Data shown:

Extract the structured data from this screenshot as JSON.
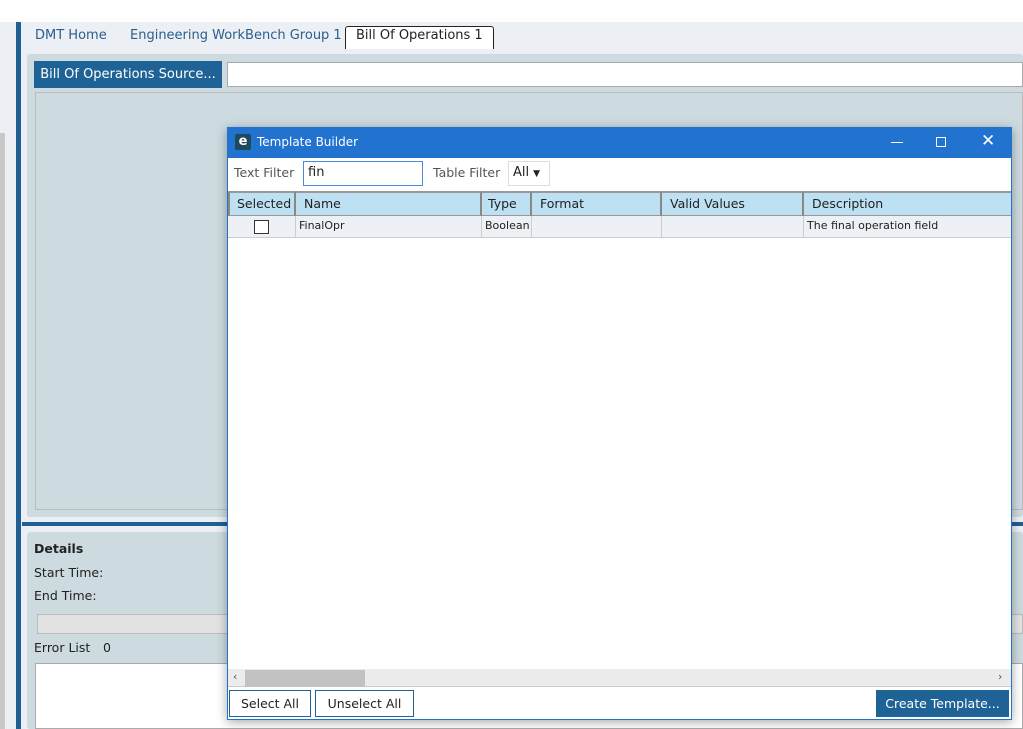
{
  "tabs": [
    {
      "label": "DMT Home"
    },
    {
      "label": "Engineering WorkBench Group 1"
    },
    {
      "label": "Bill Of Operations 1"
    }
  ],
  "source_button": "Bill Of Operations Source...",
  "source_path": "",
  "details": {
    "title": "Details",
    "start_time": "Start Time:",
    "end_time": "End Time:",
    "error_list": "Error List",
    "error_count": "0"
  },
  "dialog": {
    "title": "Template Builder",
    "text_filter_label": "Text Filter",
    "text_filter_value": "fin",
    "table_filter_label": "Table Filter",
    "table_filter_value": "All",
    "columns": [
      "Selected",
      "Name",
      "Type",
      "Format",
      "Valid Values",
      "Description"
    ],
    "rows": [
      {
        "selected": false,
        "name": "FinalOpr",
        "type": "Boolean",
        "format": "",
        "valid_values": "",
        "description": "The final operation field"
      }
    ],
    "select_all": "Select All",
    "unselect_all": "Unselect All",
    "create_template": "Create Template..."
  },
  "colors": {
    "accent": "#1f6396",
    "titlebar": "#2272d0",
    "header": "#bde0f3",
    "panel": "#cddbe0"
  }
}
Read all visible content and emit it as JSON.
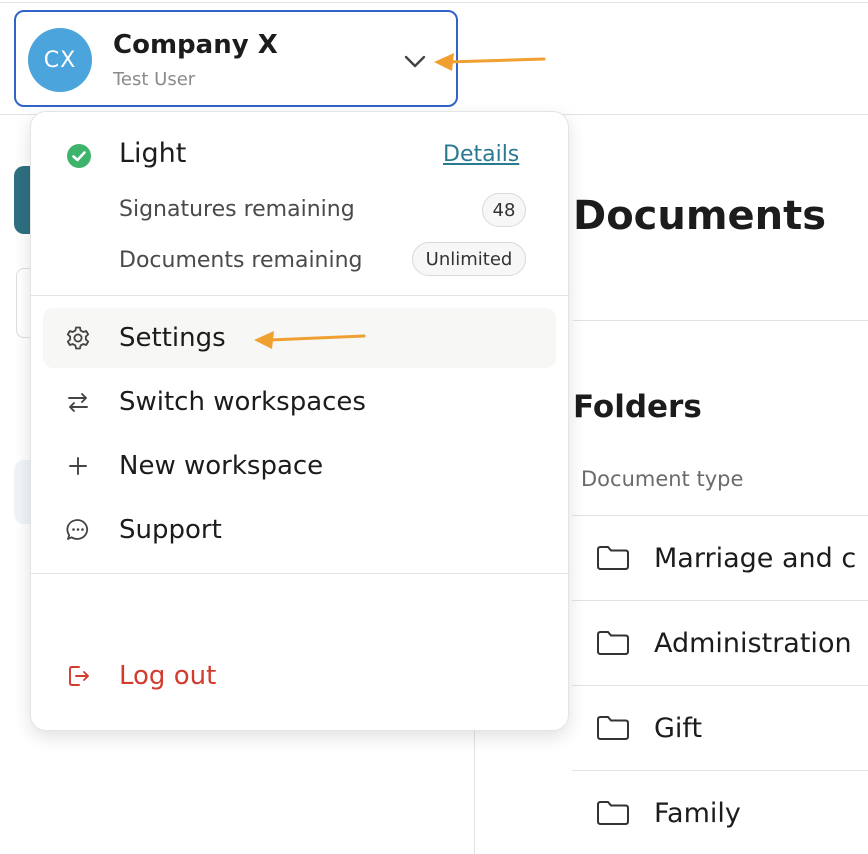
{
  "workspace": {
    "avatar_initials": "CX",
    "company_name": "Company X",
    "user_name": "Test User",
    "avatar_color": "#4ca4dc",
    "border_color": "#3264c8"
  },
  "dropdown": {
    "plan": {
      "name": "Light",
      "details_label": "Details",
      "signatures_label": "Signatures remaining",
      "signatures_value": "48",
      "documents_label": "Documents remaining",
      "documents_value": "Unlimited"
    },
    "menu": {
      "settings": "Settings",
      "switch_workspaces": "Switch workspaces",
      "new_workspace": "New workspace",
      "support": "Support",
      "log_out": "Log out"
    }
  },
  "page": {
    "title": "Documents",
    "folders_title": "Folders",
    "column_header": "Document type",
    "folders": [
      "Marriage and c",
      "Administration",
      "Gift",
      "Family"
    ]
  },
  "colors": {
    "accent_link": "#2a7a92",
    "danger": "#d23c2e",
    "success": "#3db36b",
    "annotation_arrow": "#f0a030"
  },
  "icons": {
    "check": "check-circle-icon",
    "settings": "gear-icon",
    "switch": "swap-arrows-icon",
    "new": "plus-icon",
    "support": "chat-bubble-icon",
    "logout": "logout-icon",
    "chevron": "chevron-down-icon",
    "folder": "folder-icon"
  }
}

Your goal: Print exactly the span of lines that begins with the line containing "Read all visible content and emit it as JSON." and ends with the last line of the listing, with no pictures.

Output of the exercise:
Read all visible content and emit it as JSON.
{
  "workspace": {
    "avatar_initials": "CX",
    "company_name": "Company X",
    "user_name": "Test User",
    "avatar_color": "#4ca4dc",
    "border_color": "#3264c8"
  },
  "dropdown": {
    "plan": {
      "name": "Light",
      "details_label": "Details",
      "signatures_label": "Signatures remaining",
      "signatures_value": "48",
      "documents_label": "Documents remaining",
      "documents_value": "Unlimited"
    },
    "menu": {
      "settings": "Settings",
      "switch_workspaces": "Switch workspaces",
      "new_workspace": "New workspace",
      "support": "Support",
      "log_out": "Log out"
    }
  },
  "page": {
    "title": "Documents",
    "folders_title": "Folders",
    "column_header": "Document type",
    "folders": [
      "Marriage and c",
      "Administration",
      "Gift",
      "Family"
    ]
  },
  "colors": {
    "accent_link": "#2a7a92",
    "danger": "#d23c2e",
    "success": "#3db36b",
    "annotation_arrow": "#f0a030"
  },
  "icons": {
    "check": "check-circle-icon",
    "settings": "gear-icon",
    "switch": "swap-arrows-icon",
    "new": "plus-icon",
    "support": "chat-bubble-icon",
    "logout": "logout-icon",
    "chevron": "chevron-down-icon",
    "folder": "folder-icon"
  }
}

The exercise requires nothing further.